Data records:
□ □ □ □ □

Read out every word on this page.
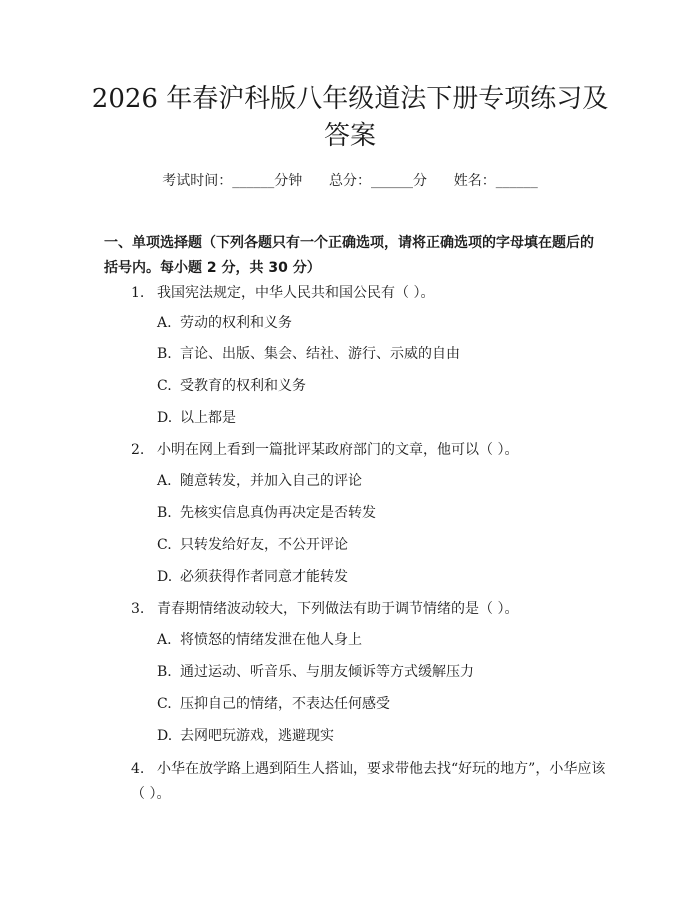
2026 年春沪科版八年级道法下册专项练习及
答案
考试时间：______分钟      总分：______分      姓名：______

一、单项选择题（下列各题只有一个正确选项，请将正确选项的字母填在题后的括号内。每小题 2 分，共 30 分）

1. 我国宪法规定，中华人民共和国公民有（ ）。
A. 劳动的权利和义务
B. 言论、出版、集会、结社、游行、示威的自由
C. 受教育的权利和义务
D. 以上都是
2. 小明在网上看到一篇批评某政府部门的文章，他可以（ ）。
A. 随意转发，并加入自己的评论
B. 先核实信息真伪再决定是否转发
C. 只转发给好友，不公开评论
D. 必须获得作者同意才能转发
3. 青春期情绪波动较大，下列做法有助于调节情绪的是（ ）。
A. 将愤怒的情绪发泄在他人身上
B. 通过运动、听音乐、与朋友倾诉等方式缓解压力
C. 压抑自己的情绪，不表达任何感受
D. 去网吧玩游戏，逃避现实
4. 小华在放学路上遇到陌生人搭讪，要求带他去找“好玩的地方”，小华应该（ ）。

□ □ □ □ □

Reproduce each line word for word and drop the pictures.

- RESPONSE TO THIS TASK:
Read out every word on this page.
2026 年春沪科版八年级道法下册专项练习及
答案
考试时间：______分钟      总分：______分      姓名：______

一、单项选择题（下列各题只有一个正确选项，请将正确选项的字母填在题后的括号内。每小题 2 分，共 30 分）

1. 我国宪法规定，中华人民共和国公民有（ ）。
A. 劳动的权利和义务
B. 言论、出版、集会、结社、游行、示威的自由
C. 受教育的权利和义务
D. 以上都是
2. 小明在网上看到一篇批评某政府部门的文章，他可以（ ）。
A. 随意转发，并加入自己的评论
B. 先核实信息真伪再决定是否转发
C. 只转发给好友，不公开评论
D. 必须获得作者同意才能转发
3. 青春期情绪波动较大，下列做法有助于调节情绪的是（ ）。
A. 将愤怒的情绪发泄在他人身上
B. 通过运动、听音乐、与朋友倾诉等方式缓解压力
C. 压抑自己的情绪，不表达任何感受
D. 去网吧玩游戏，逃避现实
4. 小华在放学路上遇到陌生人搭讪，要求带他去找“好玩的地方”，小华应该（ ）。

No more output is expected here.